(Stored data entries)
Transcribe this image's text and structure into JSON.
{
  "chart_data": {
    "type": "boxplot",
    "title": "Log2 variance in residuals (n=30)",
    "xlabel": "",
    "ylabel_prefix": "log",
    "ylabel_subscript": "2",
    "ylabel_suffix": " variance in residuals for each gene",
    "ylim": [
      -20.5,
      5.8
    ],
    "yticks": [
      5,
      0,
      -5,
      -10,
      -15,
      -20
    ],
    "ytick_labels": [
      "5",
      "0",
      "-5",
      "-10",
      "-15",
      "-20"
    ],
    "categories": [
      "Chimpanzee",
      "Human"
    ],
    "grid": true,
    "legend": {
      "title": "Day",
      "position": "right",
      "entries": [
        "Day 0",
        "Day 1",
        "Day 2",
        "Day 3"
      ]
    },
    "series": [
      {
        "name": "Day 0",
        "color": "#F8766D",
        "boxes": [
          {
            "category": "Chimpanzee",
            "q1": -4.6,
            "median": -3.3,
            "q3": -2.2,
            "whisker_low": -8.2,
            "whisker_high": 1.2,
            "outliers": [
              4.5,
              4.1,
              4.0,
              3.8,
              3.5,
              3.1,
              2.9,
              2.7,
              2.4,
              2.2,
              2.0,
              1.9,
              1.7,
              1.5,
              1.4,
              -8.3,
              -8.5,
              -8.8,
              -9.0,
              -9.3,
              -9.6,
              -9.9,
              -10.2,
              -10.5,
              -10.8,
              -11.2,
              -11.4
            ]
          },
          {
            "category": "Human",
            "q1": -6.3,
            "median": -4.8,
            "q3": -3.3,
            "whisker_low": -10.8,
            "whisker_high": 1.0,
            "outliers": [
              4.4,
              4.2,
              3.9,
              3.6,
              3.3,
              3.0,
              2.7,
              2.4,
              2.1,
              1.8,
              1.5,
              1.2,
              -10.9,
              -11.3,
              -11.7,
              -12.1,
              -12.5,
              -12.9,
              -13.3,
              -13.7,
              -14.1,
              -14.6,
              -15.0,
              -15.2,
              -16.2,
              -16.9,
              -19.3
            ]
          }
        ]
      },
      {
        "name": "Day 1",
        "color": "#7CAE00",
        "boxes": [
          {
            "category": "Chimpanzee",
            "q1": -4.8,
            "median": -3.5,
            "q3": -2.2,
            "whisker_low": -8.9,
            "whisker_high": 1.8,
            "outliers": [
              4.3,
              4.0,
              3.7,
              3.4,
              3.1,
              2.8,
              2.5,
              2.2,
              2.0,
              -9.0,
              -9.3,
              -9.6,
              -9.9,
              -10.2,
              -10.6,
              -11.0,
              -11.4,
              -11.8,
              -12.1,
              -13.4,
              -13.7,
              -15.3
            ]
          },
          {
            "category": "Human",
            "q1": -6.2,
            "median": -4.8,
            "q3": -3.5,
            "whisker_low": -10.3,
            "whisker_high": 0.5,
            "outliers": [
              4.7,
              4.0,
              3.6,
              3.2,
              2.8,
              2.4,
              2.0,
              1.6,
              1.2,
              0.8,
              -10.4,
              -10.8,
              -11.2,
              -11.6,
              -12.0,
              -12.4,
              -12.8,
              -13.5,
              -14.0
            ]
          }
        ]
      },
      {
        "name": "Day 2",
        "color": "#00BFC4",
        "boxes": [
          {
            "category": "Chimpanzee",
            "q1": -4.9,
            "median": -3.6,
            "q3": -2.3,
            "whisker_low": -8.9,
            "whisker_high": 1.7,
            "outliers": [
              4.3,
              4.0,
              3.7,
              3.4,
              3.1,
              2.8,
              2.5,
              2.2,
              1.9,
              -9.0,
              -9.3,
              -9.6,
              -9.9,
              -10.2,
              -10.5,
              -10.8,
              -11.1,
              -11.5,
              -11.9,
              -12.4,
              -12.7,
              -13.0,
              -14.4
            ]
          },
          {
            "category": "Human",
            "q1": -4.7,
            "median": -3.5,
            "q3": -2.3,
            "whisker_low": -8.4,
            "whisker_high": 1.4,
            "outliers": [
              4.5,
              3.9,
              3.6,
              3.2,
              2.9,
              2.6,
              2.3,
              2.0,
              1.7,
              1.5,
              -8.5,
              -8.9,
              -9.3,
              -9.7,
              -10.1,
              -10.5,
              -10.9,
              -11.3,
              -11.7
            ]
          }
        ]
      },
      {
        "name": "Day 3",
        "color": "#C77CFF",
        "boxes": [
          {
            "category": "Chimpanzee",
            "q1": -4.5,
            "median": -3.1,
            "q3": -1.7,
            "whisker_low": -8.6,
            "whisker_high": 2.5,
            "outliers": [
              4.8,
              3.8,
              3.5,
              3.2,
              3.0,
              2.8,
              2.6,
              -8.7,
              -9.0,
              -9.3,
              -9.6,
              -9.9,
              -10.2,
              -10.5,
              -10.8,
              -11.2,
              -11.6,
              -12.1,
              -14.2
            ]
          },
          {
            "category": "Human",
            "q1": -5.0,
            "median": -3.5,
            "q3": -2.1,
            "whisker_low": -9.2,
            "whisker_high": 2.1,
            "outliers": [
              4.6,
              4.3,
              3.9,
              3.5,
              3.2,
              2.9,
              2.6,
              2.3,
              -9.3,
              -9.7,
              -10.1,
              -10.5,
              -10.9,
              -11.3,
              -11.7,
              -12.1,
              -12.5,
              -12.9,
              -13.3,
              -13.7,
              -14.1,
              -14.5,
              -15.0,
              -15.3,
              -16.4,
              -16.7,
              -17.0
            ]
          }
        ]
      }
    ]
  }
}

### Exercise requirements
Find every line above that contains the word "variance", and return each one.

### Solved problem
    "title": "Log2 variance in residuals (n=30)",
    "ylabel_suffix": " variance in residuals for each gene",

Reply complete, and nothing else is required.